Bearbeiten Sie den Text über Antisemitismus: Geben Sie ihn beginnend mit „In Amerika ist“ und weiter bis einschließlich „Verkleidungen – differenziert hat.“ wieder und setzen Sie dabei „Antrieb“ an die Stelle von „Motor“.
**** Textauszug
Wer neoliberal die Vergangenheit verleugnet, kann kein Freund der Vergangenheitsbewältigung sein. Wer immer nach vorne starrt, könnte mit hoher Wahrscheinlichkeit ein Antisemit sein, dem es lästig geworden ist, die Last der Vergangenheit auf sich zu nehmen.

Es gibt inzwischen, wie in allen anderen Bereichen, so viele Formen des Antisemitismus, dass man vor lauter Bäumen den Wald nicht sehen soll. Der moderne Antisemitismus soll mit dem traditionellen nichts mehr zu tun haben. Wie immer ist der Grund der Verleugnung: das Heilige soll geschont werden.

In Amerika ist Religion der unbestrittene Motor der Politik. Dennoch soll sie im Leben der Nation keine Rolle spielen. Man glaubt, die Weltbevölkerung für dumm verkaufen zu können. Herrscht Religion, dann herrscht auch religiös determinierter Antisemitismus, der sich im Verlauf der Neuzeit in verschiedene Pseudomorphosen – Verkleidungen – differenziert hat.
********
**** Auflistung der Datensätze
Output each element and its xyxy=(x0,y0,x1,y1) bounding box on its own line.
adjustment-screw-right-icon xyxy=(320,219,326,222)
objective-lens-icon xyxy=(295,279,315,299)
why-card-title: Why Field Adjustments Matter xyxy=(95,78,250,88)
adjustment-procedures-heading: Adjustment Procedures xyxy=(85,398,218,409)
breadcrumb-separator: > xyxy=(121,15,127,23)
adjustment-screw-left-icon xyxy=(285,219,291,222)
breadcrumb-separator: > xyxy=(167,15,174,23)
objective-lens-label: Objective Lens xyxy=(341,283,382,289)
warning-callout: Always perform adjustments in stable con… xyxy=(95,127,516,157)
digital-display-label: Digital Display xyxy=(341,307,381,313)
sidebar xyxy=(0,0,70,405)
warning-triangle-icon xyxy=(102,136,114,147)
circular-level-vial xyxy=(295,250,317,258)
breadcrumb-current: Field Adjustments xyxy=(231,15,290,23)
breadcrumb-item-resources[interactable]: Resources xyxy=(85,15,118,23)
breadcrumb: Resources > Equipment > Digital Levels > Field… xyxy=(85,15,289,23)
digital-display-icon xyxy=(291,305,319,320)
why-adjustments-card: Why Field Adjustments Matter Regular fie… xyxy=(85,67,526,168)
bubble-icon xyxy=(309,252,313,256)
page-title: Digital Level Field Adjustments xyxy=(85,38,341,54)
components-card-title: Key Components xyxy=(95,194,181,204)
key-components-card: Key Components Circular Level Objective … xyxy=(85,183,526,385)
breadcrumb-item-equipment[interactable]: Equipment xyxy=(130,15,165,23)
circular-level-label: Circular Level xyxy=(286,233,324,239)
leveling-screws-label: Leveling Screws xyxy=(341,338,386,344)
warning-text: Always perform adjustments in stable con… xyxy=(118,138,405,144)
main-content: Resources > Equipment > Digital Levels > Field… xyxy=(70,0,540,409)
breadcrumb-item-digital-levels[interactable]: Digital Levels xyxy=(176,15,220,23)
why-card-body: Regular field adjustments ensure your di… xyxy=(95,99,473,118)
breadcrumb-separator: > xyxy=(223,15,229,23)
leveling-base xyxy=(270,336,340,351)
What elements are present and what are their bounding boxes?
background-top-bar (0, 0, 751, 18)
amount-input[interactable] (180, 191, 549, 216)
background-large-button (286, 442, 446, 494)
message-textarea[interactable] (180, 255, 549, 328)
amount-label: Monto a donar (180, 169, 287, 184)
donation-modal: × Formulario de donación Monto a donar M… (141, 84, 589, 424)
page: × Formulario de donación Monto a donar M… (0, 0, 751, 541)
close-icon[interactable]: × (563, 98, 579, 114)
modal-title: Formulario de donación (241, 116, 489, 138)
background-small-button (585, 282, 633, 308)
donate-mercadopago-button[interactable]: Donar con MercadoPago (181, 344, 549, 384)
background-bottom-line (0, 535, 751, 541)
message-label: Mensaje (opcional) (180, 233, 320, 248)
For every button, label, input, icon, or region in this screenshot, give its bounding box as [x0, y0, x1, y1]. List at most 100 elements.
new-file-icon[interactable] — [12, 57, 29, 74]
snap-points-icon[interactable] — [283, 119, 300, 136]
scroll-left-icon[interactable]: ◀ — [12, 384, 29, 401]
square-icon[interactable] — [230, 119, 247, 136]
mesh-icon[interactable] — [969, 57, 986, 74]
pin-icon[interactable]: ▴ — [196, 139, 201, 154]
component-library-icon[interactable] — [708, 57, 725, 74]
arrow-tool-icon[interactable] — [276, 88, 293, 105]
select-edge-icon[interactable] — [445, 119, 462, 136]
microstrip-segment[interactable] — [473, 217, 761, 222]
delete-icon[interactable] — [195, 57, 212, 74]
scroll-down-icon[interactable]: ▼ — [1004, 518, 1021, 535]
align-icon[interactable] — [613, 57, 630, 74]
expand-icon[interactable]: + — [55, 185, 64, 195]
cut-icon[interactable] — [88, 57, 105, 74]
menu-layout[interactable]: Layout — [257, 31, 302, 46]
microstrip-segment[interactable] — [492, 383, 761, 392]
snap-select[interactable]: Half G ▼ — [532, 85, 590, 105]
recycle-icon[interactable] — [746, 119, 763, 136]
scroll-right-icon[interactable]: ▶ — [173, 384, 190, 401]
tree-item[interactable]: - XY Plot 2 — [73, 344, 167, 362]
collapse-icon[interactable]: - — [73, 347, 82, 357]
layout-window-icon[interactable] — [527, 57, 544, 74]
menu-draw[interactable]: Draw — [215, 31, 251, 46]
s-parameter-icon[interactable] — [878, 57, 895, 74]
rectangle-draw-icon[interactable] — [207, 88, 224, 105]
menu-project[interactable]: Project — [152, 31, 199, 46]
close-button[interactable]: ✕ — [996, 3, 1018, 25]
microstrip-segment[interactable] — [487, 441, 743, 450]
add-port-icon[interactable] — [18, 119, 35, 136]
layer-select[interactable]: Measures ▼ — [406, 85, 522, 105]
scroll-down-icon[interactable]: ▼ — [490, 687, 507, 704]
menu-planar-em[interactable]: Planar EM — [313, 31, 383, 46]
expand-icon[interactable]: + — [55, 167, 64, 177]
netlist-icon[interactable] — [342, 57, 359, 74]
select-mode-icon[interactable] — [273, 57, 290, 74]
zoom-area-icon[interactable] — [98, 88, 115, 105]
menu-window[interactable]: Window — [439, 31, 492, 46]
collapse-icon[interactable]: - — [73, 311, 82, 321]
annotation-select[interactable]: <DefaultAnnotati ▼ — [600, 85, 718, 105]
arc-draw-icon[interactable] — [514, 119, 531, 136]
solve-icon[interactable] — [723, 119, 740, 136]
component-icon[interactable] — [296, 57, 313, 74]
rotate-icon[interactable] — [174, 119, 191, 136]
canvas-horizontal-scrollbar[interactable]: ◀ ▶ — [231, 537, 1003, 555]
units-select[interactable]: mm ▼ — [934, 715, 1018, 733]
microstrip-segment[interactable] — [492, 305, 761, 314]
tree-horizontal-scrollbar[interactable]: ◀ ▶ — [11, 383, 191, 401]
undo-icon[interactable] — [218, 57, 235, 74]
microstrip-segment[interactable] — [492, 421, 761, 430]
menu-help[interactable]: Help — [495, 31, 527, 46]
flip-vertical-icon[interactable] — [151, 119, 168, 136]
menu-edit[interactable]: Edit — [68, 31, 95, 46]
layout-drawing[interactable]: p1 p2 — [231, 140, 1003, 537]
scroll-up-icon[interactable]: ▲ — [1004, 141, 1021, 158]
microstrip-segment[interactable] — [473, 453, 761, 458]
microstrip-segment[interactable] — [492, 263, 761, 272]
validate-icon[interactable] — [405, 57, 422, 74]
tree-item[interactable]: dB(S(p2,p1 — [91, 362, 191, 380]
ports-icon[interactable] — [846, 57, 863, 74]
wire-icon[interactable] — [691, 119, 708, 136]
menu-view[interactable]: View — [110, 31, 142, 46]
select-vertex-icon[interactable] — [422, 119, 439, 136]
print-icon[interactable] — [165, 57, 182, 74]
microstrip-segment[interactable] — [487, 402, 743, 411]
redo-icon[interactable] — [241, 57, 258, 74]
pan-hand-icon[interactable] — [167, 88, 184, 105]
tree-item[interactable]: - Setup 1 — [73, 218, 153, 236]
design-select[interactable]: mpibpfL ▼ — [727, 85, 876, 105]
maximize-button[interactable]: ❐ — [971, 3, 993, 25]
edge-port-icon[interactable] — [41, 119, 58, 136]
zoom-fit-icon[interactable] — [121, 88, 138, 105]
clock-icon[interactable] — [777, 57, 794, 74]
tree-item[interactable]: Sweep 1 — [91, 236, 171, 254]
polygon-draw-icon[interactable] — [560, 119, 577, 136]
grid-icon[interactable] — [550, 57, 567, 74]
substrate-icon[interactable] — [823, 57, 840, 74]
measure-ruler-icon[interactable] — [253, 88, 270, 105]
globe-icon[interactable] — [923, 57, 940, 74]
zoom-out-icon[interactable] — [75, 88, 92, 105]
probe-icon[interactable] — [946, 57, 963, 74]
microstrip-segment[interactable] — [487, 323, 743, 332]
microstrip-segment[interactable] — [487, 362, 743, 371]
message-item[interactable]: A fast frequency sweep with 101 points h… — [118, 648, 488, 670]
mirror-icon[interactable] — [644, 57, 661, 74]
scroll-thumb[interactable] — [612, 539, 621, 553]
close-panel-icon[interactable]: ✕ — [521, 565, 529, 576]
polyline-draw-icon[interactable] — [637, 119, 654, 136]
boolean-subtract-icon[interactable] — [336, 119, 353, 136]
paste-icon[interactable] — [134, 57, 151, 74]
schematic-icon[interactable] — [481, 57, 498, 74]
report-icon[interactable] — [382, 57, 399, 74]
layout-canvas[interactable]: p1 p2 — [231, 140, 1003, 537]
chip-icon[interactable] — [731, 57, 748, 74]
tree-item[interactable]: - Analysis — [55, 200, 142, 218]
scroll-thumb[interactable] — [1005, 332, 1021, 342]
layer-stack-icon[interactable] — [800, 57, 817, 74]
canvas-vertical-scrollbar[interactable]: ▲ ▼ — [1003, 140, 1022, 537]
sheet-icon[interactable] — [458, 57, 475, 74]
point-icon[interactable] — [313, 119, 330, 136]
********
▸ **Antwortfeld**:
In Amerika ist Religion der unbestrittene Antrieb der Politik. Dennoch soll sie im Leben der Nation keine Rolle spielen. Man glaubt, die Weltbevölkerung für dumm verkaufen zu können. Herrscht Religion, dann herrscht auch religiös determinierter Antisemitismus, der sich im Verlauf der Neuzeit in verschiedene Pseudomorphosen – Verkleidungen – differenziert hat.